*Directions for this task*:
Count each line in which the word "arrow" appears. Reply with the total and nothing more.

* * *

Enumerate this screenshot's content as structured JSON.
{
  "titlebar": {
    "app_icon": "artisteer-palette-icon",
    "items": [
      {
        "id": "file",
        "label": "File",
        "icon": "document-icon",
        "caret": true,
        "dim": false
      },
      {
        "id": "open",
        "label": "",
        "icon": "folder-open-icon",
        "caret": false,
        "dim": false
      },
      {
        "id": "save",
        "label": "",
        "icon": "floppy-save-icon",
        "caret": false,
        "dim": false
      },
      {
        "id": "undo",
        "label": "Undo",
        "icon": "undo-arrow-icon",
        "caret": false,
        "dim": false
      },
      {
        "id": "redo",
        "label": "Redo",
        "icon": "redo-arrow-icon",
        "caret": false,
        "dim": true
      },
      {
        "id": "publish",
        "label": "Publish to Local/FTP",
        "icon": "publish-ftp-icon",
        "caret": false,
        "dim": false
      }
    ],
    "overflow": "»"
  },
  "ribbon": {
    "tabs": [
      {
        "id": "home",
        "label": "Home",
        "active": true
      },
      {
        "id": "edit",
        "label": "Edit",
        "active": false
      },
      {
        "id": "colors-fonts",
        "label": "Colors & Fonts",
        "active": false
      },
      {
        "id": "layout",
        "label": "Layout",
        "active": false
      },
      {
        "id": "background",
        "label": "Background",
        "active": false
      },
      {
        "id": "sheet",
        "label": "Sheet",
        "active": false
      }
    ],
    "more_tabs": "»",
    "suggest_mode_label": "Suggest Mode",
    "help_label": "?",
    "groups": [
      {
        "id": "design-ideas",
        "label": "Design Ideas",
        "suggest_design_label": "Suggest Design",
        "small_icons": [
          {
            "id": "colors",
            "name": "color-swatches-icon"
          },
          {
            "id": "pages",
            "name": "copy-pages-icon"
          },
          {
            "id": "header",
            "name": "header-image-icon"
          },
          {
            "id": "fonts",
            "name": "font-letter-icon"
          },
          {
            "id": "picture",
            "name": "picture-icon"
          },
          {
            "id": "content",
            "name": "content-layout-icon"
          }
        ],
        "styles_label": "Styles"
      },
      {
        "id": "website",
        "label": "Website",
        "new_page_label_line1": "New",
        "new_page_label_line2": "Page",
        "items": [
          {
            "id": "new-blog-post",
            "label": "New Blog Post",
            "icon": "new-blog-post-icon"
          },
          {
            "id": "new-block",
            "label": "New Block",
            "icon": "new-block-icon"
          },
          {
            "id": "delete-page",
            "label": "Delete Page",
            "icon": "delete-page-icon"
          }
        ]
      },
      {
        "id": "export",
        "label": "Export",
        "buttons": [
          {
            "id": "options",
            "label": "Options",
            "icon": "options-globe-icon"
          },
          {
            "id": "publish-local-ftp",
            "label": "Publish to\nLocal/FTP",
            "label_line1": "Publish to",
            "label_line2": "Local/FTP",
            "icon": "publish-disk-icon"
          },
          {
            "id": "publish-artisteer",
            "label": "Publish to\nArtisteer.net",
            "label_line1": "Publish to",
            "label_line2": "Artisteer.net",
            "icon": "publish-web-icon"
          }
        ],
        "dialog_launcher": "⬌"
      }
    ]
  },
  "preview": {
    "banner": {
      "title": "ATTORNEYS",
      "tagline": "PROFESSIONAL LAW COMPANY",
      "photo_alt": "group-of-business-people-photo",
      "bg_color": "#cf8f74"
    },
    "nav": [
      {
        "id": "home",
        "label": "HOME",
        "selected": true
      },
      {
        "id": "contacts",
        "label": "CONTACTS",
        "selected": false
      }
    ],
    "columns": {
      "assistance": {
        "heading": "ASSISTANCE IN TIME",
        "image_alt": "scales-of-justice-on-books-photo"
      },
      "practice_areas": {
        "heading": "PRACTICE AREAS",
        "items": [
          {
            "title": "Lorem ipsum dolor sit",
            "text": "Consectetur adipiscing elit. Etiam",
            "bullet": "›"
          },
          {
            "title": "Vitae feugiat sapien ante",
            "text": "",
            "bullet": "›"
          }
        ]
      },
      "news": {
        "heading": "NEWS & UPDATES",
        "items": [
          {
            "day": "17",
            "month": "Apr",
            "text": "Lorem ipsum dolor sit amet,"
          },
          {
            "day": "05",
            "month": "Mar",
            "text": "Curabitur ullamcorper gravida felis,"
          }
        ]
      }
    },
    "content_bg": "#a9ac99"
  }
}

* * *

*Answer to the task*:
2